= Written problem =
Examine the entries below, count the lines holding the string "COVERAGE", and respond with the number only.

>>>

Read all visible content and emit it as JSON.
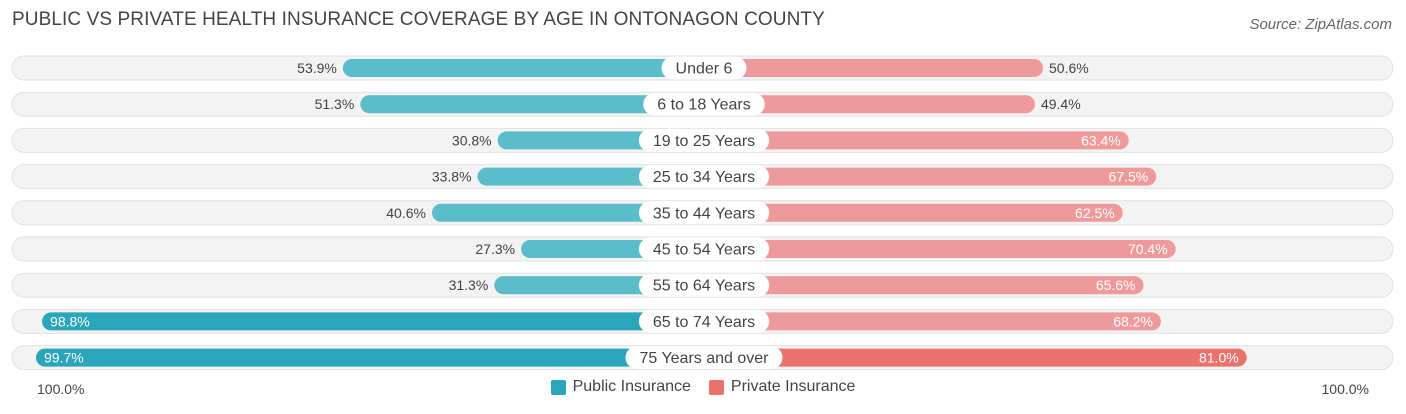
{
  "title": "PUBLIC VS PRIVATE HEALTH INSURANCE COVERAGE BY AGE IN ONTONAGON COUNTY",
  "source": "Source: ZipAtlas.com",
  "colors": {
    "public": "#5bbcca",
    "public_strong": "#2ba5b9",
    "private": "#ef9a9a",
    "private_strong": "#e9726c",
    "track": "#f1f1f1"
  },
  "chart_data": {
    "type": "bar",
    "orientation": "horizontal-diverging",
    "title": "PUBLIC VS PRIVATE HEALTH INSURANCE COVERAGE BY AGE IN ONTONAGON COUNTY",
    "categories": [
      "Under 6",
      "6 to 18 Years",
      "19 to 25 Years",
      "25 to 34 Years",
      "35 to 44 Years",
      "45 to 54 Years",
      "55 to 64 Years",
      "65 to 74 Years",
      "75 Years and over"
    ],
    "series": [
      {
        "name": "Public Insurance",
        "values": [
          53.9,
          51.3,
          30.8,
          33.8,
          40.6,
          27.3,
          31.3,
          98.8,
          99.7
        ],
        "labels": [
          "53.9%",
          "51.3%",
          "30.8%",
          "33.8%",
          "40.6%",
          "27.3%",
          "31.3%",
          "98.8%",
          "99.7%"
        ]
      },
      {
        "name": "Private Insurance",
        "values": [
          50.6,
          49.4,
          63.4,
          67.5,
          62.5,
          70.4,
          65.6,
          68.2,
          81.0
        ],
        "labels": [
          "50.6%",
          "49.4%",
          "63.4%",
          "67.5%",
          "62.5%",
          "70.4%",
          "65.6%",
          "68.2%",
          "81.0%"
        ]
      }
    ],
    "xlim": [
      -100,
      100
    ],
    "axis_left_label": "100.0%",
    "axis_right_label": "100.0%",
    "legend_position": "bottom-center"
  },
  "legend": {
    "public": "Public Insurance",
    "private": "Private Insurance"
  }
}
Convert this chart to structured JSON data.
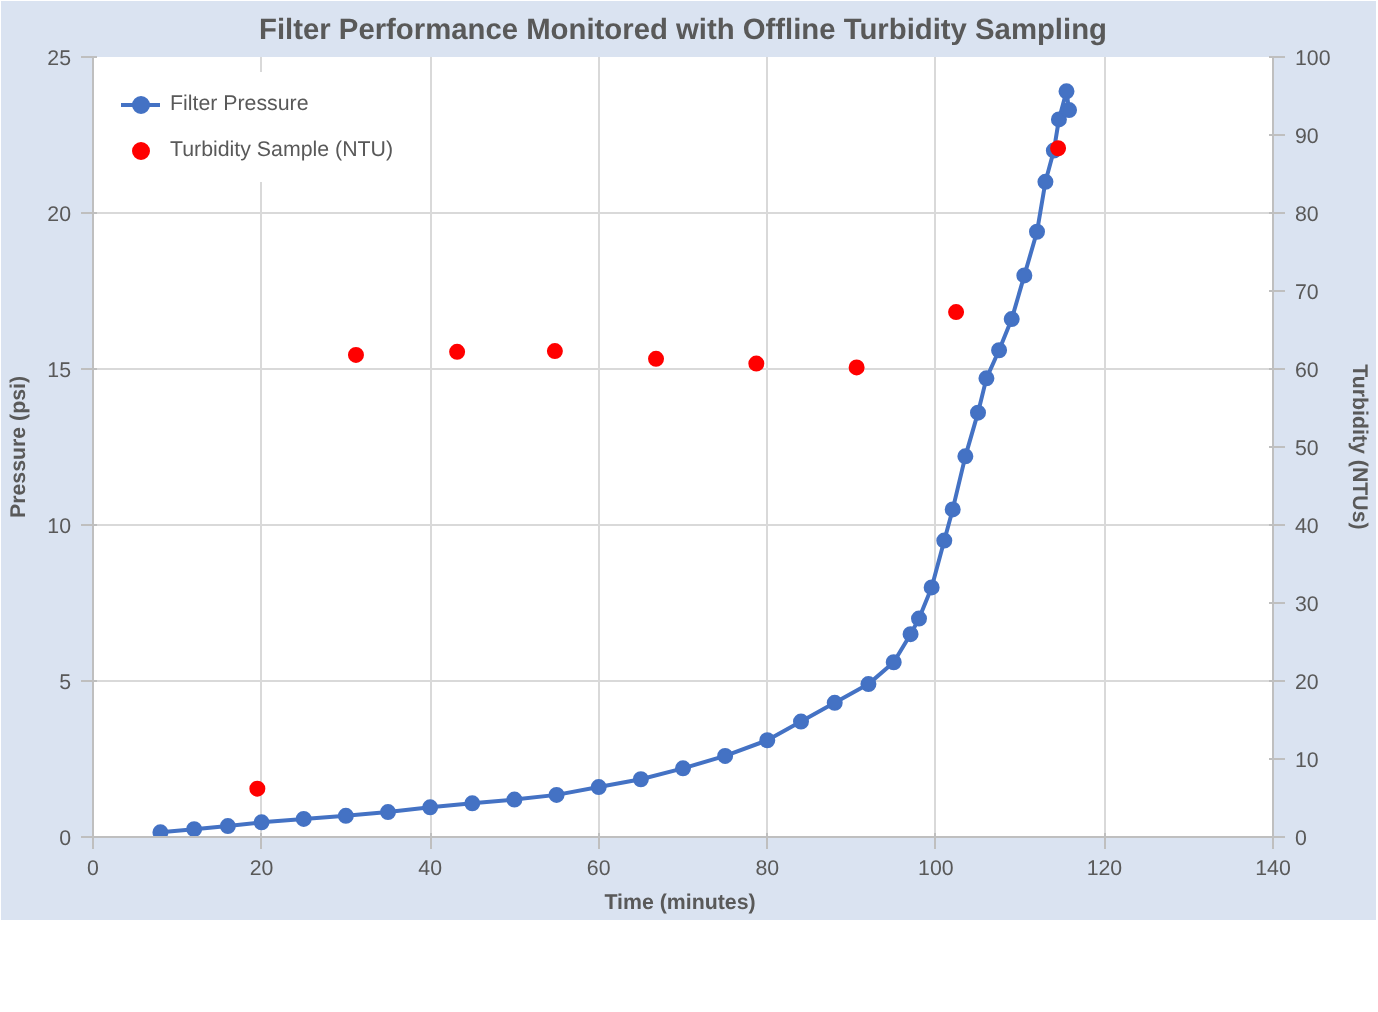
{
  "chart_data": {
    "type": "line",
    "title": "Filter Performance Monitored with Offline Turbidity Sampling",
    "xlabel": "Time  (minutes)",
    "ylabel": "Pressure (psi)",
    "y2label": "Turbidity (NTUs)",
    "xlim": [
      0,
      140
    ],
    "xticks": [
      0,
      20,
      40,
      60,
      80,
      100,
      120,
      140
    ],
    "ylim": [
      0,
      25
    ],
    "yticks": [
      0,
      5,
      10,
      15,
      20,
      25
    ],
    "y2lim": [
      0,
      100
    ],
    "y2ticks": [
      0,
      10,
      20,
      30,
      40,
      50,
      60,
      70,
      80,
      90,
      100
    ],
    "grid": true,
    "legend": "top left",
    "marker": "circle",
    "series": [
      {
        "name": "Filter Pressure",
        "color": "#4472c4",
        "x": [
          8,
          12,
          16,
          20,
          25,
          30,
          35,
          40,
          45,
          50,
          55,
          60,
          65,
          70,
          75,
          80,
          84,
          88,
          92,
          95,
          97,
          98,
          99.5,
          101,
          102,
          103.5,
          105,
          106,
          107.5,
          109,
          110.5,
          112,
          113,
          114,
          114.6,
          115.5,
          115.8
        ],
        "values": [
          0.15,
          0.25,
          0.35,
          0.47,
          0.58,
          0.68,
          0.8,
          0.95,
          1.08,
          1.2,
          1.35,
          1.6,
          1.85,
          2.2,
          2.6,
          3.1,
          3.7,
          4.3,
          4.9,
          5.6,
          6.5,
          7.0,
          8.0,
          9.5,
          10.5,
          12.2,
          13.6,
          14.7,
          15.6,
          16.6,
          18.0,
          19.4,
          21.0,
          22.0,
          23.0,
          23.9,
          23.3
        ]
      },
      {
        "name": "Turbidity Sample (NTU)",
        "type": "scatter",
        "axis": "y2",
        "color": "#ff0000",
        "x": [
          19.5,
          31.2,
          43.2,
          54.8,
          66.8,
          78.7,
          90.6,
          102.4,
          114.5
        ],
        "values": [
          6.2,
          61.8,
          62.2,
          62.3,
          61.3,
          60.7,
          60.2,
          67.3,
          88.3
        ]
      }
    ]
  }
}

<<<

= Solution =
2